Se há algo que considero ser um dos maiores progressos da arqueologia (e da ciência em geral), é o modo como nos últimos anos se rejeitou a visão de cúmulo da história e de evolução em geral (e sim a utilização do termo progresso é um paradoxo propositado).
A ontogenia sobrepôs-se gradualmente à evolução, numa crença de que o processo histórico (visto enquanto tempo que se sucede e que vai dando lugar ao que nós somos) é cheio de acasos onde nem sempre o mais forte sobrevive.
Aliás quer o acaso, quer a emergência, tornaram-se conceitos progressivamente dominantes, ligados a movimentos como a Teoria do Caos (1) ou ao conceito de Sistemas Adaptativos Complexos (2).
Pergunto-me sobre quantos membros da chamada comunidade arqueológica é que ainda vêm os homens da pré-história como os nossos tetravós, ou acreditam que por aqui nesta Península ainda vivem essencialmente os descendentes dos bravos Lusitanos.
Por outro lado, num mundo cada vez mais envolto nas teias do ideário neo-liberal (para os menos avisados, vide p. ex. o programa "Iniciativa" da RTP2, com o apoio do IQF e a sua apologia do "empreendedor" importação do "entrepeneur") é interessante ver como cada vez mais gente concorda de que a lei da selva não é um princípio universal, e muito menos um princípio universal.

• [LINHAS DE DADOS]:
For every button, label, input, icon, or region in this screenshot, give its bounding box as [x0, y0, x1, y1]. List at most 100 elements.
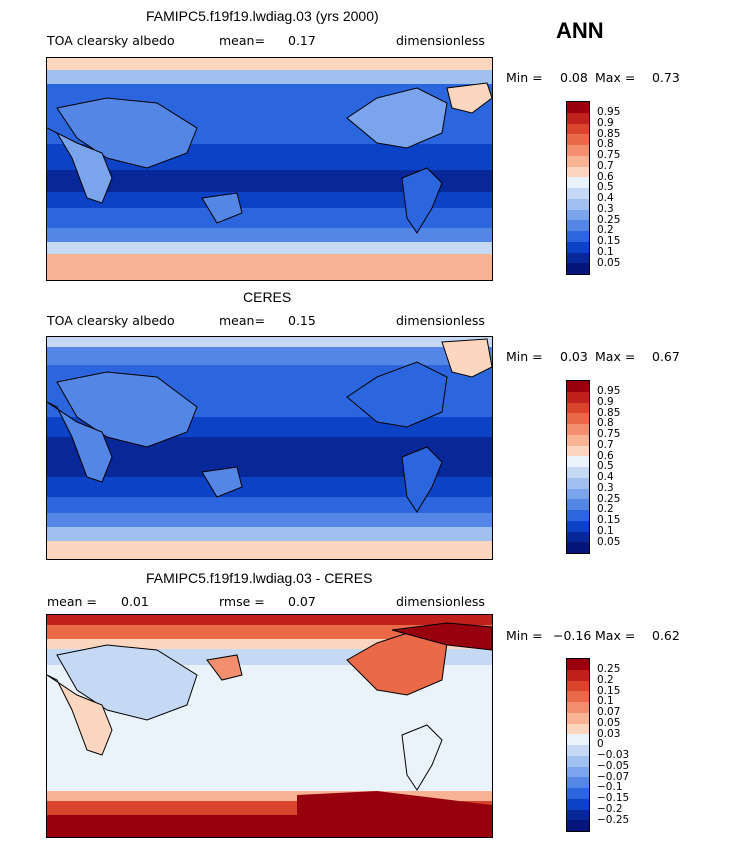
colorbar-swatch: [567, 102, 589, 113]
colorbar-tick: 0.4: [597, 471, 614, 483]
colorbar-tick: 0.15: [597, 235, 621, 247]
colorbar-tick: 0.2: [597, 673, 614, 686]
colorbar-swatch: [567, 723, 589, 735]
colorbar-tick: 0.3: [597, 202, 614, 215]
colorbar-swatch: [567, 123, 589, 135]
map-plot: [46, 614, 493, 838]
panel-title: FAMIPC5.f19f19.lwdiag.03 (yrs 2000): [146, 8, 379, 24]
colorbar-tick: 0.75: [597, 428, 621, 440]
colorbar-tick: 0.1: [597, 524, 614, 537]
colorbar-tick: 0.85: [597, 406, 621, 419]
colorbar-swatch: [567, 712, 589, 724]
colorbar-tick: 0: [597, 738, 604, 751]
map-svg: [47, 615, 492, 837]
colorbar-swatch: [567, 391, 589, 403]
min-label: Min =: [506, 349, 543, 364]
colorbar: [566, 380, 590, 554]
mean-label: mean=: [219, 33, 265, 48]
colorbar-tick: 0.1: [597, 245, 614, 258]
colorbar-swatch: [567, 488, 589, 500]
colorbar-tick: 0.8: [597, 417, 614, 430]
units-label: dimensionless: [396, 313, 485, 328]
colorbar: [566, 658, 590, 832]
colorbar-tick: −0.25: [597, 813, 630, 826]
colorbar: [566, 101, 590, 275]
colorbar-tick: 0.2: [597, 224, 614, 237]
max-label: Max =: [595, 628, 636, 643]
colorbar-tick: −0.15: [597, 792, 630, 804]
max-value: 0.67: [652, 349, 680, 364]
colorbar-tick: 0.85: [597, 127, 621, 140]
colorbar-tick: 0.25: [597, 663, 621, 675]
colorbar-swatch: [567, 434, 589, 446]
colorbar-swatch: [567, 145, 589, 156]
min-value: 0.03: [560, 349, 588, 364]
colorbar-swatch: [567, 766, 589, 778]
colorbar-swatch: [567, 777, 589, 788]
colorbar-swatch: [567, 659, 589, 670]
colorbar-swatch: [567, 188, 589, 199]
max-value: 0.73: [652, 70, 680, 85]
colorbar-swatch: [567, 198, 589, 210]
colorbar-swatch: [567, 413, 589, 424]
colorbar-tick: 0.05: [597, 716, 621, 729]
colorbar-swatch: [567, 520, 589, 532]
min-value: −0.16: [553, 628, 592, 643]
colorbar-swatch: [567, 456, 589, 467]
colorbar-tick: 0.6: [597, 170, 614, 183]
min-value: 0.08: [560, 70, 588, 85]
colorbar-swatch: [567, 542, 589, 553]
min-label: Min =: [506, 628, 543, 643]
units-label: dimensionless: [396, 594, 485, 609]
colorbar-tick: 0.15: [597, 684, 621, 697]
colorbar-tick: −0.1: [597, 781, 623, 794]
mean-value: 0.01: [121, 594, 149, 609]
colorbar-swatch: [567, 166, 589, 178]
colorbar-swatch: [567, 734, 589, 745]
colorbar-swatch: [567, 702, 589, 713]
colorbar-tick: 0.2: [597, 503, 614, 516]
colorbar-tick: 0.5: [597, 181, 614, 194]
colorbar-tick: 0.9: [597, 395, 614, 408]
colorbar-swatches: [567, 381, 589, 553]
max-label: Max =: [595, 70, 636, 85]
colorbar-swatch: [567, 112, 589, 124]
colorbar-swatch: [567, 241, 589, 253]
colorbar-swatch: [567, 499, 589, 510]
colorbar-tick: 0.6: [597, 449, 614, 462]
colorbar-tick: 0.7: [597, 159, 614, 172]
colorbar-swatch: [567, 381, 589, 392]
colorbar-swatch: [567, 402, 589, 414]
colorbar-tick: 0.95: [597, 385, 621, 397]
colorbar-swatch: [567, 820, 589, 831]
colorbar-tick: −0.2: [597, 802, 623, 815]
colorbar-swatch: [567, 231, 589, 242]
season-label: ANN: [556, 18, 604, 43]
map-plot: [46, 336, 493, 560]
colorbar-swatch: [567, 755, 589, 767]
panel-title: FAMIPC5.f19f19.lwdiag.03 - CERES: [146, 570, 373, 586]
colorbar-swatch: [567, 669, 589, 681]
colorbar-tick: 0.7: [597, 438, 614, 451]
colorbar-tick: 0.1: [597, 695, 614, 708]
mean-value: 0.15: [288, 313, 316, 328]
colorbar-swatch: [567, 155, 589, 167]
colorbar-tick: −0.03: [597, 749, 630, 761]
colorbar-tick: 0.4: [597, 192, 614, 204]
colorbar-tick: 0.05: [597, 535, 621, 548]
rmse-label: rmse =: [219, 594, 265, 609]
colorbar-tick: 0.8: [597, 138, 614, 151]
colorbar-swatch: [567, 177, 589, 188]
mean-value: 0.17: [288, 33, 316, 48]
mean-label: mean=: [219, 313, 265, 328]
units-label: dimensionless: [396, 33, 485, 48]
colorbar-tick: 0.25: [597, 492, 621, 505]
colorbar-swatch: [567, 745, 589, 756]
colorbar-swatch: [567, 691, 589, 702]
colorbar-tick: 0.3: [597, 481, 614, 494]
colorbar-swatch: [567, 788, 589, 799]
colorbar-tick: 0.95: [597, 106, 621, 118]
colorbar-swatch: [567, 209, 589, 221]
colorbar-tick: 0.9: [597, 116, 614, 129]
colorbar-swatch: [567, 220, 589, 231]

• [LISTA DE TAREFAS]:
A - Segundo o excerto sobre arqueologia, a que movimentos ou conceitos estão ligados o acaso e a emergência?
B - Prossiga o excerto sobre arqueologia e a visão da história, começando logo após a sua última frase.

• [RESULTADOS DO EXERCÍCIO]:
A - À Teoria do Caos e ao conceito de Sistemas Adaptativos Complexos.

B -
Uma vez, no final de um jantar o Juan Manuel Vicent disse-me algo como "Isto não é inocente. É um combate entre nós e eles, para demonstrar que ao contrário do que eles dizem a História não apenas assim, nem tem apenas os seus princípios".
A frase está obviamente ligada a um marxismo evidente, com cunhos de leninismo (a figura "deles" - o inimigo). Aliás, penso que devido a este cunho leninista, houve uma especial preocupação numa dominância da visão marxista, com laivos de um totalitarismo, que não deixa de ser interessante e que é coerente com a visão de combate. Ainda para mais quando a própria visão marxista possui muito de evolucionista, o que daria uma interessante conversa sobre o que é a visão de Marx e a sua figura, num dos temas que mais aprecio e que trata de como nenhuma figura escapa às vicissitudes da sua época, mas isso é uma outra longa conversa.
Na sociedade do bem-estar é difícil não acreditar em conceitos como progresso e evolução. Quando os pais se preocupam por deixar um legado melhor aos seus filhos e a qualidade de vida cresce.
Em tempos à beira de crise, como são estes em que vivemos, advinha-se que quando vierem tempos piores, viram também outras visões, nos quais o conceito de progresso será claramente posto em causa. Dir-se-á então que o progresso não é continuo. Que varia num movimento pendular, feito de avanços e recuos.
De um teclado, em frente a um ecrã de computador declaro que não acredito em progresso, nem em evolução. De todo.
É verdade que nunca tivemos tantos meios à nossa disposição (e eu que adoro chips, adoro também esta proliferação de tecnologias e meios), mas não acredito que isso nos torne melhores.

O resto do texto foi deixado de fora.